# Task details
Each record below must be returned exactly as shown.

***** Source records

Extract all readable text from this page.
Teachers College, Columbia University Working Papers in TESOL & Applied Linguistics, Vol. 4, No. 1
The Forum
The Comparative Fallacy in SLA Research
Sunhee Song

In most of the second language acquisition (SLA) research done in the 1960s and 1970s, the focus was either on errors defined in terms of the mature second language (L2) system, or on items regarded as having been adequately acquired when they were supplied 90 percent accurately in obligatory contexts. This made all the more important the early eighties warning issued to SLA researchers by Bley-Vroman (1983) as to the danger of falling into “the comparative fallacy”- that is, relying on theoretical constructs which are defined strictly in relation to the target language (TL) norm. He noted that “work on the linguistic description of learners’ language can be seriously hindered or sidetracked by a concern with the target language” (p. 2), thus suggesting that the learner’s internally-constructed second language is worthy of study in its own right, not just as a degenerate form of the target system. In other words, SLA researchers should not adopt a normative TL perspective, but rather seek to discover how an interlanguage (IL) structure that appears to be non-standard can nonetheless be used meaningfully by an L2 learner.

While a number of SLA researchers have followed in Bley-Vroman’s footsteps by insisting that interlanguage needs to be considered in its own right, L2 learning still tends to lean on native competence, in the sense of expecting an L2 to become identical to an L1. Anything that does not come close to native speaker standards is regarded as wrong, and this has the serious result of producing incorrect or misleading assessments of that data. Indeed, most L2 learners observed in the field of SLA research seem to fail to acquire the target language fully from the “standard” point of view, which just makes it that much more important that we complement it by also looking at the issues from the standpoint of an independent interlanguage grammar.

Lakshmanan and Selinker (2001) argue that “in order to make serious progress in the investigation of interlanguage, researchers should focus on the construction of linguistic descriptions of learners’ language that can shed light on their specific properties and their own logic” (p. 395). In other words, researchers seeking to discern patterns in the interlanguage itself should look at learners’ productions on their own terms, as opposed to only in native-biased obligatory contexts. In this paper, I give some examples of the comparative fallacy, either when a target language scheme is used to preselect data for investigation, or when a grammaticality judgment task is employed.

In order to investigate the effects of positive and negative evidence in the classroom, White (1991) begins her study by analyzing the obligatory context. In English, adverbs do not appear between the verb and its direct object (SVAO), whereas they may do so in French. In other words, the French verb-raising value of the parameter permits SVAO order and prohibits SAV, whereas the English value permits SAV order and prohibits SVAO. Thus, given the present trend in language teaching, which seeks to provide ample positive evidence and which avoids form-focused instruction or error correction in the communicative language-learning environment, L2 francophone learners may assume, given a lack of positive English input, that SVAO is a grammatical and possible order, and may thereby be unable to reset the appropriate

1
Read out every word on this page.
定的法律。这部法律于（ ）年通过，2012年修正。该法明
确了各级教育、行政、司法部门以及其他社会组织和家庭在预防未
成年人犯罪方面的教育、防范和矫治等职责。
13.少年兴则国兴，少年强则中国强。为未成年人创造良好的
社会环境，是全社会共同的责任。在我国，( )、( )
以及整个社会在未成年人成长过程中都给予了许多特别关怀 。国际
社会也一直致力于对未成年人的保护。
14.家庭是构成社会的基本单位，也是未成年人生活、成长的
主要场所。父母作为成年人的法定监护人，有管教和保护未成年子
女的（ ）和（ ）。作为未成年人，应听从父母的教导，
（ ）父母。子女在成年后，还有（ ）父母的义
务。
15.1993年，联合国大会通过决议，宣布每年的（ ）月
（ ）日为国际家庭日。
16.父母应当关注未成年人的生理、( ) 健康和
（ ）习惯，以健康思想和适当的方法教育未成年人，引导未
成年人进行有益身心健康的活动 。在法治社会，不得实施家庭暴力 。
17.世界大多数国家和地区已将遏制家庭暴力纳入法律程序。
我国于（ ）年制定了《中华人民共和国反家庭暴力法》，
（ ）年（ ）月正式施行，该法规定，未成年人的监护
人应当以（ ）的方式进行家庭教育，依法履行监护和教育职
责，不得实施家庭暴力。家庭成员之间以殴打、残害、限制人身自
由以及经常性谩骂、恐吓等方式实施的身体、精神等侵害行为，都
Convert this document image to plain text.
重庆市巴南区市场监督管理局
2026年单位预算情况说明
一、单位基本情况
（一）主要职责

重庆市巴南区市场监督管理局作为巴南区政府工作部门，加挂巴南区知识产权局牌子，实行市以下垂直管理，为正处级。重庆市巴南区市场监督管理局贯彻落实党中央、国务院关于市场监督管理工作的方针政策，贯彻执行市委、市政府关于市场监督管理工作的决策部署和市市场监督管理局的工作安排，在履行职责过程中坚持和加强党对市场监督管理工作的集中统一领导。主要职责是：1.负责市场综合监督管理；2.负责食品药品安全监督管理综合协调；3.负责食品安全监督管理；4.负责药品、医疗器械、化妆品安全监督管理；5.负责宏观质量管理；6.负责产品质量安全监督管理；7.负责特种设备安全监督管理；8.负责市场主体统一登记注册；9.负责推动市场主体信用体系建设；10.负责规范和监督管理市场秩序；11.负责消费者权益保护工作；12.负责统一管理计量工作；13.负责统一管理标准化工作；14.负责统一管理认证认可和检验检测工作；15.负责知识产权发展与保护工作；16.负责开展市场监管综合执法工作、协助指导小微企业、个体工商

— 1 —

**********

# Exercise result
Extract all readable text from this page.
Teachers College, Columbia University Working Papers in TESOL & Applied Linguistics, Vol. 4, No. 1
The Forum
The Comparative Fallacy in SLA Research
Sunhee Song

In most of the second language acquisition (SLA) research done in the 1960s and 1970s, the focus was either on errors defined in terms of the mature second language (L2) system, or on items regarded as having been adequately acquired when they were supplied 90 percent accurately in obligatory contexts. This made all the more important the early eighties warning issued to SLA researchers by Bley-Vroman (1983) as to the danger of falling into “the comparative fallacy”- that is, relying on theoretical constructs which are defined strictly in relation to the target language (TL) norm. He noted that “work on the linguistic description of learners’ language can be seriously hindered or sidetracked by a concern with the target language” (p. 2), thus suggesting that the learner’s internally-constructed second language is worthy of study in its own right, not just as a degenerate form of the target system. In other words, SLA researchers should not adopt a normative TL perspective, but rather seek to discover how an interlanguage (IL) structure that appears to be non-standard can nonetheless be used meaningfully by an L2 learner.

While a number of SLA researchers have followed in Bley-Vroman’s footsteps by insisting that interlanguage needs to be considered in its own right, L2 learning still tends to lean on native competence, in the sense of expecting an L2 to become identical to an L1. Anything that does not come close to native speaker standards is regarded as wrong, and this has the serious result of producing incorrect or misleading assessments of that data. Indeed, most L2 learners observed in the field of SLA research seem to fail to acquire the target language fully from the “standard” point of view, which just makes it that much more important that we complement it by also looking at the issues from the standpoint of an independent interlanguage grammar.

Lakshmanan and Selinker (2001) argue that “in order to make serious progress in the investigation of interlanguage, researchers should focus on the construction of linguistic descriptions of learners’ language that can shed light on their specific properties and their own logic” (p. 395). In other words, researchers seeking to discern patterns in the interlanguage itself should look at learners’ productions on their own terms, as opposed to only in native-biased obligatory contexts. In this paper, I give some examples of the comparative fallacy, either when a target language scheme is used to preselect data for investigation, or when a grammaticality judgment task is employed.

In order to investigate the effects of positive and negative evidence in the classroom, White (1991) begins her study by analyzing the obligatory context. In English, adverbs do not appear between the verb and its direct object (SVAO), whereas they may do so in French. In other words, the French verb-raising value of the parameter permits SVAO order and prohibits SAV, whereas the English value permits SAV order and prohibits SVAO. Thus, given the present trend in language teaching, which seeks to provide ample positive evidence and which avoids form-focused instruction or error correction in the communicative language-learning environment, L2 francophone learners may assume, given a lack of positive English input, that SVAO is a grammatical and possible order, and may thereby be unable to reset the appropriate

1
Read out every word on this page.
定的法律。这部法律于（ ）年通过，2012年修正。该法明
确了各级教育、行政、司法部门以及其他社会组织和家庭在预防未
成年人犯罪方面的教育、防范和矫治等职责。
13.少年兴则国兴，少年强则中国强。为未成年人创造良好的
社会环境，是全社会共同的责任。在我国，( )、( )
以及整个社会在未成年人成长过程中都给予了许多特别关怀 。国际
社会也一直致力于对未成年人的保护。
14.家庭是构成社会的基本单位，也是未成年人生活、成长的
主要场所。父母作为成年人的法定监护人，有管教和保护未成年子
女的（ ）和（ ）。作为未成年人，应听从父母的教导，
（ ）父母。子女在成年后，还有（ ）父母的义
务。
15.1993年，联合国大会通过决议，宣布每年的（ ）月
（ ）日为国际家庭日。
16.父母应当关注未成年人的生理、( ) 健康和
（ ）习惯，以健康思想和适当的方法教育未成年人，引导未
成年人进行有益身心健康的活动 。在法治社会，不得实施家庭暴力 。
17.世界大多数国家和地区已将遏制家庭暴力纳入法律程序。
我国于（ ）年制定了《中华人民共和国反家庭暴力法》，
（ ）年（ ）月正式施行，该法规定，未成年人的监护
人应当以（ ）的方式进行家庭教育，依法履行监护和教育职
责，不得实施家庭暴力。家庭成员之间以殴打、残害、限制人身自
由以及经常性谩骂、恐吓等方式实施的身体、精神等侵害行为，都
Convert this document image to plain text.
重庆市巴南区市场监督管理局
2026年单位预算情况说明
一、单位基本情况
（一）主要职责

重庆市巴南区市场监督管理局作为巴南区政府工作部门，加挂巴南区知识产权局牌子，实行市以下垂直管理，为正处级。重庆市巴南区市场监督管理局贯彻落实党中央、国务院关于市场监督管理工作的方针政策，贯彻执行市委、市政府关于市场监督管理工作的决策部署和市市场监督管理局的工作安排，在履行职责过程中坚持和加强党对市场监督管理工作的集中统一领导。主要职责是：1.负责市场综合监督管理；2.负责食品药品安全监督管理综合协调；3.负责食品安全监督管理；4.负责药品、医疗器械、化妆品安全监督管理；5.负责宏观质量管理；6.负责产品质量安全监督管理；7.负责特种设备安全监督管理；8.负责市场主体统一登记注册；9.负责推动市场主体信用体系建设；10.负责规范和监督管理市场秩序；11.负责消费者权益保护工作；12.负责统一管理计量工作；13.负责统一管理标准化工作；14.负责统一管理认证认可和检验检测工作；15.负责知识产权发展与保护工作；16.负责开展市场监管综合执法工作、协助指导小微企业、个体工商

— 1 —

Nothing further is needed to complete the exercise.